What is expected
Take the data that follows and retype it word for word.

Rows
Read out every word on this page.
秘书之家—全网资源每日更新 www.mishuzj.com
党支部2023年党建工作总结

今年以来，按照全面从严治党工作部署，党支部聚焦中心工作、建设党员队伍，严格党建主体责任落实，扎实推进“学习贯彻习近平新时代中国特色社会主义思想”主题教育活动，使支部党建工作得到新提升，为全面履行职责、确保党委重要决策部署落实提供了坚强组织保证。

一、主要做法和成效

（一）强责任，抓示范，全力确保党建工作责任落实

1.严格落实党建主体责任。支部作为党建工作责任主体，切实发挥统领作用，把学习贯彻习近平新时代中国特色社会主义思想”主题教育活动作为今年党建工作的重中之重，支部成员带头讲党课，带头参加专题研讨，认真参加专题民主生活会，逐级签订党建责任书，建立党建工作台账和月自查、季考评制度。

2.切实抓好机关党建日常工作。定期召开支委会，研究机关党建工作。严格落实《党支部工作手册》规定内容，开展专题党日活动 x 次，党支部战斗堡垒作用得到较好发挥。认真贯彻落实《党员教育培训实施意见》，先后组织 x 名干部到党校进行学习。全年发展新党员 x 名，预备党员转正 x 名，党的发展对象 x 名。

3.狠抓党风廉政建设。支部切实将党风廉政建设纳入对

Problem solution
Read out every word on this page.
秘书之家—全网资源每日更新 www.mishuzj.com
党支部2023年党建工作总结

今年以来，按照全面从严治党工作部署，党支部聚焦中心工作、建设党员队伍，严格党建主体责任落实，扎实推进“学习贯彻习近平新时代中国特色社会主义思想”主题教育活动，使支部党建工作得到新提升，为全面履行职责、确保党委重要决策部署落实提供了坚强组织保证。

一、主要做法和成效

（一）强责任，抓示范，全力确保党建工作责任落实

1.严格落实党建主体责任。支部作为党建工作责任主体，切实发挥统领作用，把学习贯彻习近平新时代中国特色社会主义思想”主题教育活动作为今年党建工作的重中之重，支部成员带头讲党课，带头参加专题研讨，认真参加专题民主生活会，逐级签订党建责任书，建立党建工作台账和月自查、季考评制度。

2.切实抓好机关党建日常工作。定期召开支委会，研究机关党建工作。严格落实《党支部工作手册》规定内容，开展专题党日活动 x 次，党支部战斗堡垒作用得到较好发挥。认真贯彻落实《党员教育培训实施意见》，先后组织 x 名干部到党校进行学习。全年发展新党员 x 名，预备党员转正 x 名，党的发展对象 x 名。

3.狠抓党风廉政建设。支部切实将党风廉政建设纳入对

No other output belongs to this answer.